-------- Materials provided

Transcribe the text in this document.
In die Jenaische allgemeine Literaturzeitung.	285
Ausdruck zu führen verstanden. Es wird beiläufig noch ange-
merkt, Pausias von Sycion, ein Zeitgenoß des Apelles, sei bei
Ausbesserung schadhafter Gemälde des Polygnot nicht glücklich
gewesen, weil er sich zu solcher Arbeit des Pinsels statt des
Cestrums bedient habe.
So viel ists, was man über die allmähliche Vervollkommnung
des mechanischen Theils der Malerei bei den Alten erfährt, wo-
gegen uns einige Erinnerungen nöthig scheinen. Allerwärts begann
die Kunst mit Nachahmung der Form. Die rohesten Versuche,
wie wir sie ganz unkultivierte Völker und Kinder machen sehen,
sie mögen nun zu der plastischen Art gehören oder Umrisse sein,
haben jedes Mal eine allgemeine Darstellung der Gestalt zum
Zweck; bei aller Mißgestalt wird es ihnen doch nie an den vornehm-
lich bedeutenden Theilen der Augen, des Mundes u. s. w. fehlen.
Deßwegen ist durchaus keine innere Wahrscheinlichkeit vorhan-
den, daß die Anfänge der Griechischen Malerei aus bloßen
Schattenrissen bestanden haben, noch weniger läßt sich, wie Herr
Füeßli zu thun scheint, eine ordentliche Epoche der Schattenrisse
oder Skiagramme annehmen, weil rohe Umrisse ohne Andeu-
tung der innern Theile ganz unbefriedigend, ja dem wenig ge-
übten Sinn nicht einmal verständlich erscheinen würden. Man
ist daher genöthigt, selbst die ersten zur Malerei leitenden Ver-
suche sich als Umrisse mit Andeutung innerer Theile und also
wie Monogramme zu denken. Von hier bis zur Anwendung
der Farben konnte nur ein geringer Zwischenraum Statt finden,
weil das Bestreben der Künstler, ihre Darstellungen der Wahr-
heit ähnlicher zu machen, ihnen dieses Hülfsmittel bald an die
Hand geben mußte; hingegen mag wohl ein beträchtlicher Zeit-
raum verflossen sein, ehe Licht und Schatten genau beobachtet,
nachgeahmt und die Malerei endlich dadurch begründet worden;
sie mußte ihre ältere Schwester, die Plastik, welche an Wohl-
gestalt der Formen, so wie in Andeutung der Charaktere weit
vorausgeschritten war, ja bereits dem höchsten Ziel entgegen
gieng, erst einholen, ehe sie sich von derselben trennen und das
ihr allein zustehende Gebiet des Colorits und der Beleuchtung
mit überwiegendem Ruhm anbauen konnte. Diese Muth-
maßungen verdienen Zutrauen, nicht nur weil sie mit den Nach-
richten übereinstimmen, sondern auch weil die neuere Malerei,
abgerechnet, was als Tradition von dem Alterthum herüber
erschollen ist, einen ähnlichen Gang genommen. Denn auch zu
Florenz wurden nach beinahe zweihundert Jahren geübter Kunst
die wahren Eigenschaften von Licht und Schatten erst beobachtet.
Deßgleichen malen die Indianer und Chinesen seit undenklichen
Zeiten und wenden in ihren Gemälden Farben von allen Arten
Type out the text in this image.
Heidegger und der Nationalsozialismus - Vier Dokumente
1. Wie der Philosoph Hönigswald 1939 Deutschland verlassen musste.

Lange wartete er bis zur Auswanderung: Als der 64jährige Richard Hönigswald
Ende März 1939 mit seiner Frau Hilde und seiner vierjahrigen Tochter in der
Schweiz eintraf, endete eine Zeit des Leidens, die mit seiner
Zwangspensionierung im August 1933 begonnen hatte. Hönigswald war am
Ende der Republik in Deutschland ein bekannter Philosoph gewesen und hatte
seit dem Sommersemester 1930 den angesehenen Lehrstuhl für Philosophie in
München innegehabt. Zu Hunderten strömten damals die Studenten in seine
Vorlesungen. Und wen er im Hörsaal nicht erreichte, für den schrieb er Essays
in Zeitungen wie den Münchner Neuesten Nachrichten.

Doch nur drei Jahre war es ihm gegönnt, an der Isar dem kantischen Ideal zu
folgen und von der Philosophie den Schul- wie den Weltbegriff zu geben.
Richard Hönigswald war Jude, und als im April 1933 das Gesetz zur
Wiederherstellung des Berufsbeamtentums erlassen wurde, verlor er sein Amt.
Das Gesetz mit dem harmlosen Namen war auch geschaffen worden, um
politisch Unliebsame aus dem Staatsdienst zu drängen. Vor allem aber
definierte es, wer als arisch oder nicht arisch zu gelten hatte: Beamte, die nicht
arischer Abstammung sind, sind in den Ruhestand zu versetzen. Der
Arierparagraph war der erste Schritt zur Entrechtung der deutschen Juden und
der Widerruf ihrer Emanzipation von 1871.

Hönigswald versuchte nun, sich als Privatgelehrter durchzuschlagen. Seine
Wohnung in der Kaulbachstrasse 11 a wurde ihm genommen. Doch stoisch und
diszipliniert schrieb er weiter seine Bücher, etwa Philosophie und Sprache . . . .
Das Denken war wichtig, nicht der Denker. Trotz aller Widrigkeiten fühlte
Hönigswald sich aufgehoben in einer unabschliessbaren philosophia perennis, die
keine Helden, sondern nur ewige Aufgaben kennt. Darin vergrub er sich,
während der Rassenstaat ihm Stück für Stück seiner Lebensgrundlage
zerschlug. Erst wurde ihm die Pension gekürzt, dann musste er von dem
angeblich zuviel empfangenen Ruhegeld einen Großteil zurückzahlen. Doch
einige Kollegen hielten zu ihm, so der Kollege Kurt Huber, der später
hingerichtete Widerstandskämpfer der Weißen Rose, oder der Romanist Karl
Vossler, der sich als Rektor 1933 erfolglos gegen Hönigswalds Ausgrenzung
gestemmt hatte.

----------------

--- Task statement ---
Using the data above, return each line exactly as written.

--- Output of the task ---
Transcribe the text in this document.
In die Jenaische allgemeine Literaturzeitung.	285
Ausdruck zu führen verstanden. Es wird beiläufig noch ange-
merkt, Pausias von Sycion, ein Zeitgenoß des Apelles, sei bei
Ausbesserung schadhafter Gemälde des Polygnot nicht glücklich
gewesen, weil er sich zu solcher Arbeit des Pinsels statt des
Cestrums bedient habe.
So viel ists, was man über die allmähliche Vervollkommnung
des mechanischen Theils der Malerei bei den Alten erfährt, wo-
gegen uns einige Erinnerungen nöthig scheinen. Allerwärts begann
die Kunst mit Nachahmung der Form. Die rohesten Versuche,
wie wir sie ganz unkultivierte Völker und Kinder machen sehen,
sie mögen nun zu der plastischen Art gehören oder Umrisse sein,
haben jedes Mal eine allgemeine Darstellung der Gestalt zum
Zweck; bei aller Mißgestalt wird es ihnen doch nie an den vornehm-
lich bedeutenden Theilen der Augen, des Mundes u. s. w. fehlen.
Deßwegen ist durchaus keine innere Wahrscheinlichkeit vorhan-
den, daß die Anfänge der Griechischen Malerei aus bloßen
Schattenrissen bestanden haben, noch weniger läßt sich, wie Herr
Füeßli zu thun scheint, eine ordentliche Epoche der Schattenrisse
oder Skiagramme annehmen, weil rohe Umrisse ohne Andeu-
tung der innern Theile ganz unbefriedigend, ja dem wenig ge-
übten Sinn nicht einmal verständlich erscheinen würden. Man
ist daher genöthigt, selbst die ersten zur Malerei leitenden Ver-
suche sich als Umrisse mit Andeutung innerer Theile und also
wie Monogramme zu denken. Von hier bis zur Anwendung
der Farben konnte nur ein geringer Zwischenraum Statt finden,
weil das Bestreben der Künstler, ihre Darstellungen der Wahr-
heit ähnlicher zu machen, ihnen dieses Hülfsmittel bald an die
Hand geben mußte; hingegen mag wohl ein beträchtlicher Zeit-
raum verflossen sein, ehe Licht und Schatten genau beobachtet,
nachgeahmt und die Malerei endlich dadurch begründet worden;
sie mußte ihre ältere Schwester, die Plastik, welche an Wohl-
gestalt der Formen, so wie in Andeutung der Charaktere weit
vorausgeschritten war, ja bereits dem höchsten Ziel entgegen
gieng, erst einholen, ehe sie sich von derselben trennen und das
ihr allein zustehende Gebiet des Colorits und der Beleuchtung
mit überwiegendem Ruhm anbauen konnte. Diese Muth-
maßungen verdienen Zutrauen, nicht nur weil sie mit den Nach-
richten übereinstimmen, sondern auch weil die neuere Malerei,
abgerechnet, was als Tradition von dem Alterthum herüber
erschollen ist, einen ähnlichen Gang genommen. Denn auch zu
Florenz wurden nach beinahe zweihundert Jahren geübter Kunst
die wahren Eigenschaften von Licht und Schatten erst beobachtet.
Deßgleichen malen die Indianer und Chinesen seit undenklichen
Zeiten und wenden in ihren Gemälden Farben von allen Arten
Type out the text in this image.
Heidegger und der Nationalsozialismus - Vier Dokumente
1. Wie der Philosoph Hönigswald 1939 Deutschland verlassen musste.

Lange wartete er bis zur Auswanderung: Als der 64jährige Richard Hönigswald
Ende März 1939 mit seiner Frau Hilde und seiner vierjahrigen Tochter in der
Schweiz eintraf, endete eine Zeit des Leidens, die mit seiner
Zwangspensionierung im August 1933 begonnen hatte. Hönigswald war am
Ende der Republik in Deutschland ein bekannter Philosoph gewesen und hatte
seit dem Sommersemester 1930 den angesehenen Lehrstuhl für Philosophie in
München innegehabt. Zu Hunderten strömten damals die Studenten in seine
Vorlesungen. Und wen er im Hörsaal nicht erreichte, für den schrieb er Essays
in Zeitungen wie den Münchner Neuesten Nachrichten.

Doch nur drei Jahre war es ihm gegönnt, an der Isar dem kantischen Ideal zu
folgen und von der Philosophie den Schul- wie den Weltbegriff zu geben.
Richard Hönigswald war Jude, und als im April 1933 das Gesetz zur
Wiederherstellung des Berufsbeamtentums erlassen wurde, verlor er sein Amt.
Das Gesetz mit dem harmlosen Namen war auch geschaffen worden, um
politisch Unliebsame aus dem Staatsdienst zu drängen. Vor allem aber
definierte es, wer als arisch oder nicht arisch zu gelten hatte: Beamte, die nicht
arischer Abstammung sind, sind in den Ruhestand zu versetzen. Der
Arierparagraph war der erste Schritt zur Entrechtung der deutschen Juden und
der Widerruf ihrer Emanzipation von 1871.

Hönigswald versuchte nun, sich als Privatgelehrter durchzuschlagen. Seine
Wohnung in der Kaulbachstrasse 11 a wurde ihm genommen. Doch stoisch und
diszipliniert schrieb er weiter seine Bücher, etwa Philosophie und Sprache . . . .
Das Denken war wichtig, nicht der Denker. Trotz aller Widrigkeiten fühlte
Hönigswald sich aufgehoben in einer unabschliessbaren philosophia perennis, die
keine Helden, sondern nur ewige Aufgaben kennt. Darin vergrub er sich,
während der Rassenstaat ihm Stück für Stück seiner Lebensgrundlage
zerschlug. Erst wurde ihm die Pension gekürzt, dann musste er von dem
angeblich zuviel empfangenen Ruhegeld einen Großteil zurückzahlen. Doch
einige Kollegen hielten zu ihm, so der Kollege Kurt Huber, der später
hingerichtete Widerstandskämpfer der Weißen Rose, oder der Romanist Karl
Vossler, der sich als Rektor 1933 erfolglos gegen Hönigswalds Ausgrenzung
gestemmt hatte.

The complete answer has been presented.